▶ _Data to use_:
◇ ◇ ◇ ◇ ◇ ◇ ◇

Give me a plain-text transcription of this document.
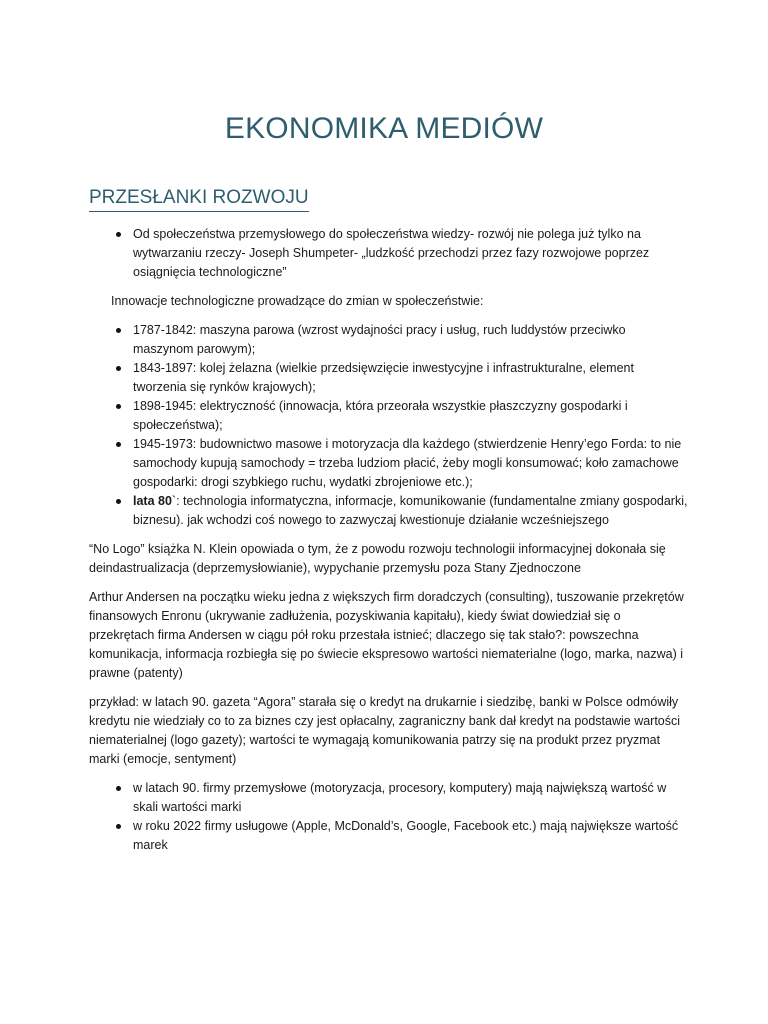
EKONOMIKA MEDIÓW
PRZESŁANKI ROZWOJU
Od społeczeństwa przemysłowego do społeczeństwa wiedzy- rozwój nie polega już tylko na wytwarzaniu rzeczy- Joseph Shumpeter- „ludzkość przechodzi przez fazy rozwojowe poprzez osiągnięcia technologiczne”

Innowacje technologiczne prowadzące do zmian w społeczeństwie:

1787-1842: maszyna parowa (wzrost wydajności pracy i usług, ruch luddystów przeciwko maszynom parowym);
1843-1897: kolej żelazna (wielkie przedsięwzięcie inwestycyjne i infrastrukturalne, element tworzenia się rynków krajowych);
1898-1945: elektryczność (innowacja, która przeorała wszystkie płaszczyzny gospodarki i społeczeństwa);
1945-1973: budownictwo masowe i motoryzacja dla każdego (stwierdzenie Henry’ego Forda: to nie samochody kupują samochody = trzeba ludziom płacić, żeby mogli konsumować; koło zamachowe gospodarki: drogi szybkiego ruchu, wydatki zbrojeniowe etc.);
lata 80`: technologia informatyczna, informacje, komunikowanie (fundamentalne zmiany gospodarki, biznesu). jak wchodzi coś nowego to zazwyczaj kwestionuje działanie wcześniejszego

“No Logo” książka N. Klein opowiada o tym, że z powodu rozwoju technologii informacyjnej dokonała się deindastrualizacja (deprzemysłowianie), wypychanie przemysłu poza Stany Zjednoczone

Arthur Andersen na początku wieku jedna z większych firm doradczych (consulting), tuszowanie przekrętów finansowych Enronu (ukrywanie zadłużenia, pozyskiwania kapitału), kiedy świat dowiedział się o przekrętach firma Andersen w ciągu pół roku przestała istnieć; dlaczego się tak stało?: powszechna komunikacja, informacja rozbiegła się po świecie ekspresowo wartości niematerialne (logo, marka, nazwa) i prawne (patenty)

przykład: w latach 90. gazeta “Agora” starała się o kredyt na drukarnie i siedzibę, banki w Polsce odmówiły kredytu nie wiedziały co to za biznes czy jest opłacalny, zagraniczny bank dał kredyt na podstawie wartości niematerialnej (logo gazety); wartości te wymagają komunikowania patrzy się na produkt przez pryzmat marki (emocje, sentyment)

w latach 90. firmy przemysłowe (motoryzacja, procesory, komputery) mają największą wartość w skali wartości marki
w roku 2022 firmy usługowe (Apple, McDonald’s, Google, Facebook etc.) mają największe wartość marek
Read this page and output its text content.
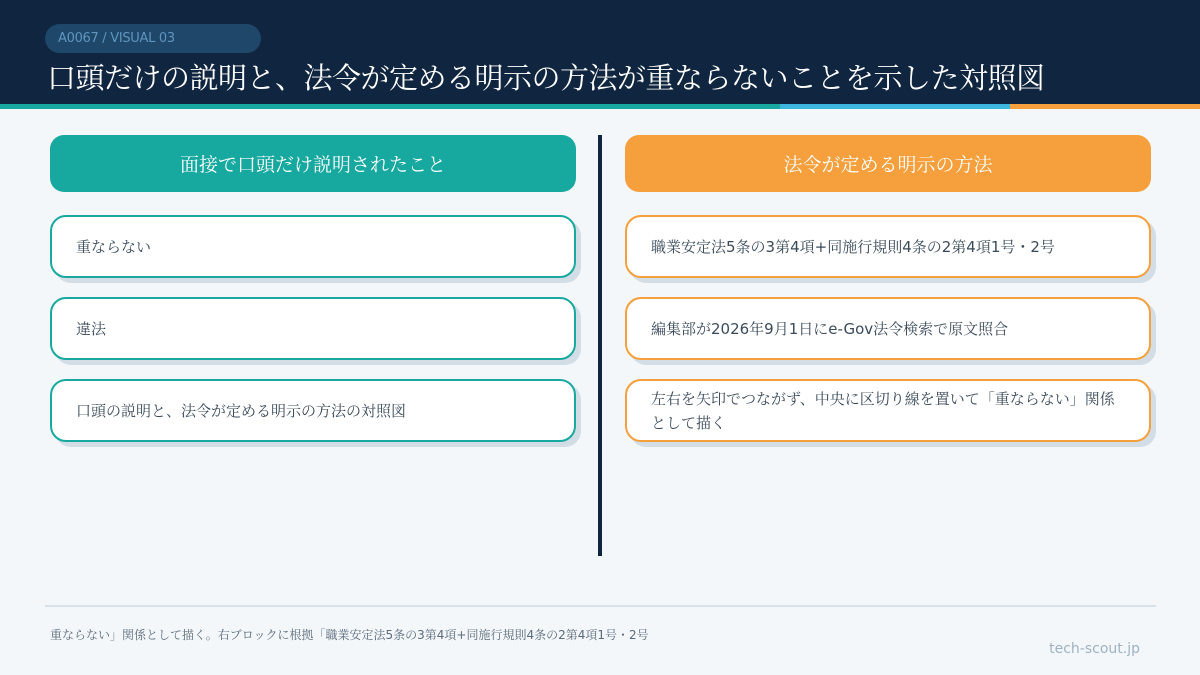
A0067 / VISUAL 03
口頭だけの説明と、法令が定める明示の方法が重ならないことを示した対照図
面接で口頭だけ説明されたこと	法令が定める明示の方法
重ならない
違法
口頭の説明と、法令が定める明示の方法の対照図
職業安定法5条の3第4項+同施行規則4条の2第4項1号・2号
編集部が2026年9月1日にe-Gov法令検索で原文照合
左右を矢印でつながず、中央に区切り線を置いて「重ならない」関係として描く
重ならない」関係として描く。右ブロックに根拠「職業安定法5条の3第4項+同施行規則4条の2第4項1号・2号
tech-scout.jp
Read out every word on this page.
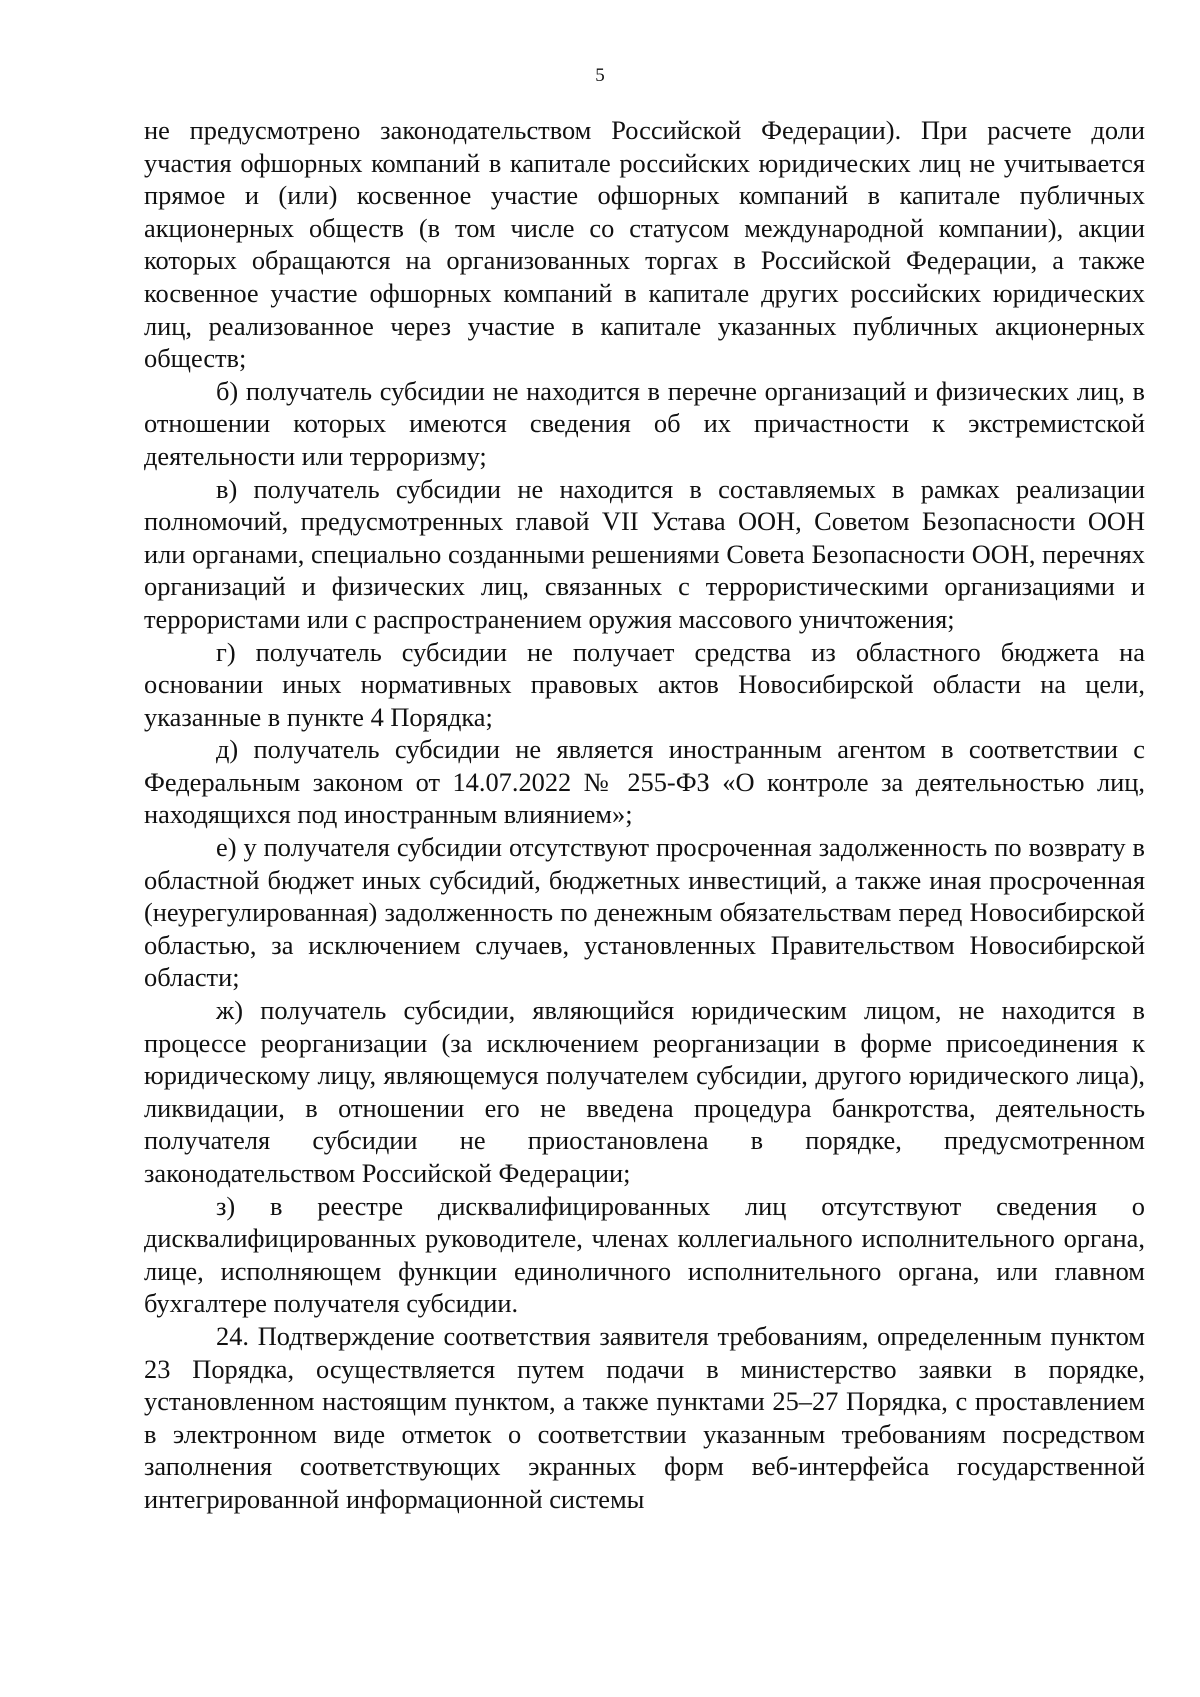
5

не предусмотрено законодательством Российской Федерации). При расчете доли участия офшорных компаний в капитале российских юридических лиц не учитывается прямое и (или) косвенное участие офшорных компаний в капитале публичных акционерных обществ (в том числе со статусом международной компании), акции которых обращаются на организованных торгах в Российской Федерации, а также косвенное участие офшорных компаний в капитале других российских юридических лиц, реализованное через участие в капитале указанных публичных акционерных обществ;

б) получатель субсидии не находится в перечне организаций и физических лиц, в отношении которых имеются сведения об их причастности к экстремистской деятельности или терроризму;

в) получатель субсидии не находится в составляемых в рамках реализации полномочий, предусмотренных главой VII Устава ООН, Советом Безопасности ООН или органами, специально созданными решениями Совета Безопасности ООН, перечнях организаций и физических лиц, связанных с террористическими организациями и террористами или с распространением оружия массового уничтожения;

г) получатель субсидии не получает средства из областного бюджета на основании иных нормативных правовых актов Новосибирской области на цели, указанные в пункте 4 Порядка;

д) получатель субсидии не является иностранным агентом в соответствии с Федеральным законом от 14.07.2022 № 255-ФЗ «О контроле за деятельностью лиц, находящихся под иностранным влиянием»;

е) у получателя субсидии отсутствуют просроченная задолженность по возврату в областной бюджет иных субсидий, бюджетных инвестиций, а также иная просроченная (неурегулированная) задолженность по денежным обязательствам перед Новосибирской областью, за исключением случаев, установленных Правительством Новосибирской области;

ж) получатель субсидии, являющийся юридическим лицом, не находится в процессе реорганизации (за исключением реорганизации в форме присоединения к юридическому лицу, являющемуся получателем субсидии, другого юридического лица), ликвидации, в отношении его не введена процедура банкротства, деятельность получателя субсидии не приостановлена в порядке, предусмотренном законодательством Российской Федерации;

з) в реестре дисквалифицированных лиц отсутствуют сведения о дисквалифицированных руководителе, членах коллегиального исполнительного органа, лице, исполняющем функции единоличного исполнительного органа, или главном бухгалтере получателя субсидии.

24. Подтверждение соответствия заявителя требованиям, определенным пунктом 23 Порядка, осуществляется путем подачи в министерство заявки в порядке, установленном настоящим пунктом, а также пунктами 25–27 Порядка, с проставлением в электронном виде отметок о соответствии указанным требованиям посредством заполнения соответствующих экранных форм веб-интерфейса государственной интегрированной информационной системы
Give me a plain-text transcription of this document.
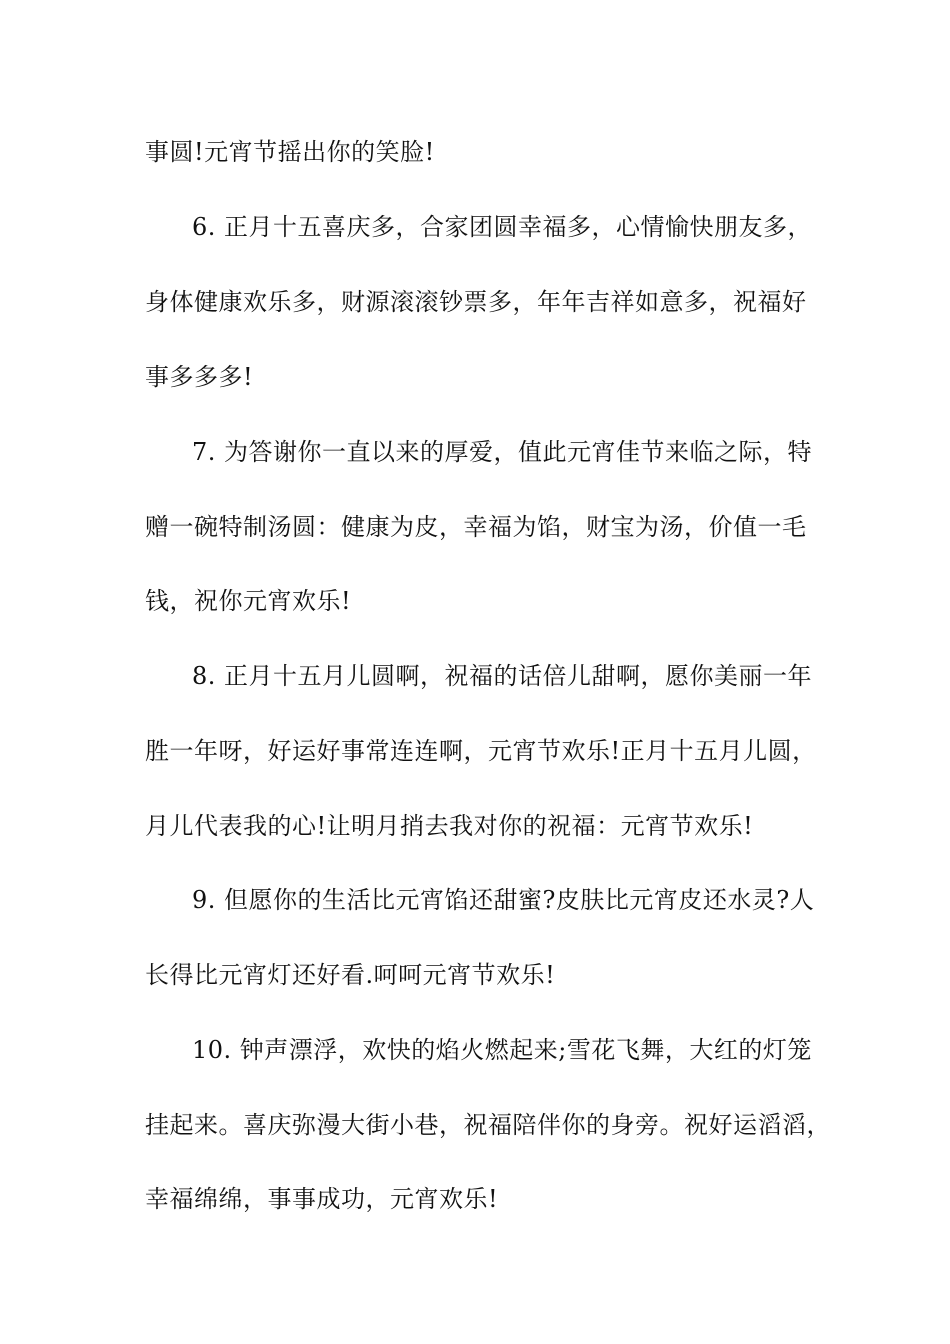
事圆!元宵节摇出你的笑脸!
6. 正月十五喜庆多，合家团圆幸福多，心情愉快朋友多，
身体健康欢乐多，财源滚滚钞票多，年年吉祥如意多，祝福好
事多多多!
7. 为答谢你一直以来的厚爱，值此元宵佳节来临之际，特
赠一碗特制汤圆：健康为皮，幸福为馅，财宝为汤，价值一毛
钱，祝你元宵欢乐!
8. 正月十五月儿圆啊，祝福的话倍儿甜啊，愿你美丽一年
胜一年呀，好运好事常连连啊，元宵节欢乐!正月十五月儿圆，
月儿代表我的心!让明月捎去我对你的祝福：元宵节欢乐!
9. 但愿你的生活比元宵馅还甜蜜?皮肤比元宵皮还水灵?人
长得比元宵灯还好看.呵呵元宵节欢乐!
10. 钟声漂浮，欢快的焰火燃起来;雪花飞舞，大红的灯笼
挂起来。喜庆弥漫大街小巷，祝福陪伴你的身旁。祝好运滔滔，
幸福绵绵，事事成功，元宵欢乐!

◇ ◇ ◇ ◇ ◇ ◇ ◇

▶ _What is needed_: Without the pictures, retype the whole of the material above exactly.

▶ _Solution below_:
Give me a plain-text transcription of this document.
EKONOMIKA MEDIÓW
PRZESŁANKI ROZWOJU
Od społeczeństwa przemysłowego do społeczeństwa wiedzy- rozwój nie polega już tylko na wytwarzaniu rzeczy- Joseph Shumpeter- „ludzkość przechodzi przez fazy rozwojowe poprzez osiągnięcia technologiczne”

Innowacje technologiczne prowadzące do zmian w społeczeństwie:

1787-1842: maszyna parowa (wzrost wydajności pracy i usług, ruch luddystów przeciwko maszynom parowym);
1843-1897: kolej żelazna (wielkie przedsięwzięcie inwestycyjne i infrastrukturalne, element tworzenia się rynków krajowych);
1898-1945: elektryczność (innowacja, która przeorała wszystkie płaszczyzny gospodarki i społeczeństwa);
1945-1973: budownictwo masowe i motoryzacja dla każdego (stwierdzenie Henry’ego Forda: to nie samochody kupują samochody = trzeba ludziom płacić, żeby mogli konsumować; koło zamachowe gospodarki: drogi szybkiego ruchu, wydatki zbrojeniowe etc.);
lata 80`: technologia informatyczna, informacje, komunikowanie (fundamentalne zmiany gospodarki, biznesu). jak wchodzi coś nowego to zazwyczaj kwestionuje działanie wcześniejszego

“No Logo” książka N. Klein opowiada o tym, że z powodu rozwoju technologii informacyjnej dokonała się deindastrualizacja (deprzemysłowianie), wypychanie przemysłu poza Stany Zjednoczone

Arthur Andersen na początku wieku jedna z większych firm doradczych (consulting), tuszowanie przekrętów finansowych Enronu (ukrywanie zadłużenia, pozyskiwania kapitału), kiedy świat dowiedział się o przekrętach firma Andersen w ciągu pół roku przestała istnieć; dlaczego się tak stało?: powszechna komunikacja, informacja rozbiegła się po świecie ekspresowo wartości niematerialne (logo, marka, nazwa) i prawne (patenty)

przykład: w latach 90. gazeta “Agora” starała się o kredyt na drukarnie i siedzibę, banki w Polsce odmówiły kredytu nie wiedziały co to za biznes czy jest opłacalny, zagraniczny bank dał kredyt na podstawie wartości niematerialnej (logo gazety); wartości te wymagają komunikowania patrzy się na produkt przez pryzmat marki (emocje, sentyment)

w latach 90. firmy przemysłowe (motoryzacja, procesory, komputery) mają największą wartość w skali wartości marki
w roku 2022 firmy usługowe (Apple, McDonald’s, Google, Facebook etc.) mają największe wartość marek
Read this page and output its text content.
A0067 / VISUAL 03
口頭だけの説明と、法令が定める明示の方法が重ならないことを示した対照図
面接で口頭だけ説明されたこと	法令が定める明示の方法
重ならない
違法
口頭の説明と、法令が定める明示の方法の対照図
職業安定法5条の3第4項+同施行規則4条の2第4項1号・2号
編集部が2026年9月1日にe-Gov法令検索で原文照合
左右を矢印でつながず、中央に区切り線を置いて「重ならない」関係として描く
重ならない」関係として描く。右ブロックに根拠「職業安定法5条の3第4項+同施行規則4条の2第4項1号・2号
tech-scout.jp
Read out every word on this page.
5

не предусмотрено законодательством Российской Федерации). При расчете доли участия офшорных компаний в капитале российских юридических лиц не учитывается прямое и (или) косвенное участие офшорных компаний в капитале публичных акционерных обществ (в том числе со статусом международной компании), акции которых обращаются на организованных торгах в Российской Федерации, а также косвенное участие офшорных компаний в капитале других российских юридических лиц, реализованное через участие в капитале указанных публичных акционерных обществ;

б) получатель субсидии не находится в перечне организаций и физических лиц, в отношении которых имеются сведения об их причастности к экстремистской деятельности или терроризму;

в) получатель субсидии не находится в составляемых в рамках реализации полномочий, предусмотренных главой VII Устава ООН, Советом Безопасности ООН или органами, специально созданными решениями Совета Безопасности ООН, перечнях организаций и физических лиц, связанных с террористическими организациями и террористами или с распространением оружия массового уничтожения;

г) получатель субсидии не получает средства из областного бюджета на основании иных нормативных правовых актов Новосибирской области на цели, указанные в пункте 4 Порядка;

д) получатель субсидии не является иностранным агентом в соответствии с Федеральным законом от 14.07.2022 № 255-ФЗ «О контроле за деятельностью лиц, находящихся под иностранным влиянием»;

е) у получателя субсидии отсутствуют просроченная задолженность по возврату в областной бюджет иных субсидий, бюджетных инвестиций, а также иная просроченная (неурегулированная) задолженность по денежным обязательствам перед Новосибирской областью, за исключением случаев, установленных Правительством Новосибирской области;

ж) получатель субсидии, являющийся юридическим лицом, не находится в процессе реорганизации (за исключением реорганизации в форме присоединения к юридическому лицу, являющемуся получателем субсидии, другого юридического лица), ликвидации, в отношении его не введена процедура банкротства, деятельность получателя субсидии не приостановлена в порядке, предусмотренном законодательством Российской Федерации;

з) в реестре дисквалифицированных лиц отсутствуют сведения о дисквалифицированных руководителе, членах коллегиального исполнительного органа, лице, исполняющем функции единоличного исполнительного органа, или главном бухгалтере получателя субсидии.

24. Подтверждение соответствия заявителя требованиям, определенным пунктом 23 Порядка, осуществляется путем подачи в министерство заявки в порядке, установленном настоящим пунктом, а также пунктами 25–27 Порядка, с проставлением в электронном виде отметок о соответствии указанным требованиям посредством заполнения соответствующих экранных форм веб-интерфейса государственной интегрированной информационной системы
Give me a plain-text transcription of this document.
事圆!元宵节摇出你的笑脸!
6. 正月十五喜庆多，合家团圆幸福多，心情愉快朋友多，
身体健康欢乐多，财源滚滚钞票多，年年吉祥如意多，祝福好
事多多多!
7. 为答谢你一直以来的厚爱，值此元宵佳节来临之际，特
赠一碗特制汤圆：健康为皮，幸福为馅，财宝为汤，价值一毛
钱，祝你元宵欢乐!
8. 正月十五月儿圆啊，祝福的话倍儿甜啊，愿你美丽一年
胜一年呀，好运好事常连连啊，元宵节欢乐!正月十五月儿圆，
月儿代表我的心!让明月捎去我对你的祝福：元宵节欢乐!
9. 但愿你的生活比元宵馅还甜蜜?皮肤比元宵皮还水灵?人
长得比元宵灯还好看.呵呵元宵节欢乐!
10. 钟声漂浮，欢快的焰火燃起来;雪花飞舞，大红的灯笼
挂起来。喜庆弥漫大街小巷，祝福陪伴你的身旁。祝好运滔滔，
幸福绵绵，事事成功，元宵欢乐!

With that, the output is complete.